_WRITTEN PROBLEM_.
Reproduce the complete listing without any deviation.

Saved entries:
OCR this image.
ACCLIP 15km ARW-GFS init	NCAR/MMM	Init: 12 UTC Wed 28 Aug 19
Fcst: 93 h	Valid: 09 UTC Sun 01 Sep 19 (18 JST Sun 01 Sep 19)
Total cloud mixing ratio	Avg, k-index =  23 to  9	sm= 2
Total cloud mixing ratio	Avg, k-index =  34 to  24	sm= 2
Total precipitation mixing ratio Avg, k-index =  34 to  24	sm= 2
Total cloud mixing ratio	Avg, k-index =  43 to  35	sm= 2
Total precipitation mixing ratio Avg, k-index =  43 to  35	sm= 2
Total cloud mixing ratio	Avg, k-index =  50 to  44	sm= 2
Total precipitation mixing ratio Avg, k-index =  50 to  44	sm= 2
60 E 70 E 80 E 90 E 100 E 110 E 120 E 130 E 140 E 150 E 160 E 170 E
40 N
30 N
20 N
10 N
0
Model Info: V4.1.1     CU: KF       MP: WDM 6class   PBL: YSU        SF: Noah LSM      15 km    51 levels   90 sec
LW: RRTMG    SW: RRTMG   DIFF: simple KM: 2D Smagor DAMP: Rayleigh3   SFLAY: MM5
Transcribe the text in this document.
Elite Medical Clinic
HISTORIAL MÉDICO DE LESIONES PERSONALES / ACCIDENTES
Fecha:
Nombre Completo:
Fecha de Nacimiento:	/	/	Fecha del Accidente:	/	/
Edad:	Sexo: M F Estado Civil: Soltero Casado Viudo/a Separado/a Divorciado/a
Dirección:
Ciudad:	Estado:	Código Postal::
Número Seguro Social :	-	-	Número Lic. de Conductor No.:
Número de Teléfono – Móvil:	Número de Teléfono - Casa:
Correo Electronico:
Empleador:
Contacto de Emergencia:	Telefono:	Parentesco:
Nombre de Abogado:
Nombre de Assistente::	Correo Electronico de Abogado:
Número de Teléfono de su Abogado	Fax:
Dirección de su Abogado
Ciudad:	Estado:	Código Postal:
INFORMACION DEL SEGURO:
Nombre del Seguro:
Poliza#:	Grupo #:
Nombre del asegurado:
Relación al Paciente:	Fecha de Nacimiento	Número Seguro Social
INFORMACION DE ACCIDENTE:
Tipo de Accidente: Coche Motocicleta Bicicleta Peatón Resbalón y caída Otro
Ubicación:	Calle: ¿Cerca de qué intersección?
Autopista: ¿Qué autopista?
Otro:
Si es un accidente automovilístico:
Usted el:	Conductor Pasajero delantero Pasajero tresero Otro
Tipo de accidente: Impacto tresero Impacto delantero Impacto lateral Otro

_EXERCISE SOLUTION_.
OCR this image.
ACCLIP 15km ARW-GFS init	NCAR/MMM	Init: 12 UTC Wed 28 Aug 19
Fcst: 93 h	Valid: 09 UTC Sun 01 Sep 19 (18 JST Sun 01 Sep 19)
Total cloud mixing ratio	Avg, k-index =  23 to  9	sm= 2
Total cloud mixing ratio	Avg, k-index =  34 to  24	sm= 2
Total precipitation mixing ratio Avg, k-index =  34 to  24	sm= 2
Total cloud mixing ratio	Avg, k-index =  43 to  35	sm= 2
Total precipitation mixing ratio Avg, k-index =  43 to  35	sm= 2
Total cloud mixing ratio	Avg, k-index =  50 to  44	sm= 2
Total precipitation mixing ratio Avg, k-index =  50 to  44	sm= 2
60 E 70 E 80 E 90 E 100 E 110 E 120 E 130 E 140 E 150 E 160 E 170 E
40 N
30 N
20 N
10 N
0
Model Info: V4.1.1     CU: KF       MP: WDM 6class   PBL: YSU        SF: Noah LSM      15 km    51 levels   90 sec
LW: RRTMG    SW: RRTMG   DIFF: simple KM: 2D Smagor DAMP: Rayleigh3   SFLAY: MM5
Transcribe the text in this document.
Elite Medical Clinic
HISTORIAL MÉDICO DE LESIONES PERSONALES / ACCIDENTES
Fecha:
Nombre Completo:
Fecha de Nacimiento:	/	/	Fecha del Accidente:	/	/
Edad:	Sexo: M F Estado Civil: Soltero Casado Viudo/a Separado/a Divorciado/a
Dirección:
Ciudad:	Estado:	Código Postal::
Número Seguro Social :	-	-	Número Lic. de Conductor No.:
Número de Teléfono – Móvil:	Número de Teléfono - Casa:
Correo Electronico:
Empleador:
Contacto de Emergencia:	Telefono:	Parentesco:
Nombre de Abogado:
Nombre de Assistente::	Correo Electronico de Abogado:
Número de Teléfono de su Abogado	Fax:
Dirección de su Abogado
Ciudad:	Estado:	Código Postal:
INFORMACION DEL SEGURO:
Nombre del Seguro:
Poliza#:	Grupo #:
Nombre del asegurado:
Relación al Paciente:	Fecha de Nacimiento	Número Seguro Social
INFORMACION DE ACCIDENTE:
Tipo de Accidente: Coche Motocicleta Bicicleta Peatón Resbalón y caída Otro
Ubicación:	Calle: ¿Cerca de qué intersección?
Autopista: ¿Qué autopista?
Otro:
Si es un accidente automovilístico:
Usted el:	Conductor Pasajero delantero Pasajero tresero Otro
Tipo de accidente: Impacto tresero Impacto delantero Impacto lateral Otro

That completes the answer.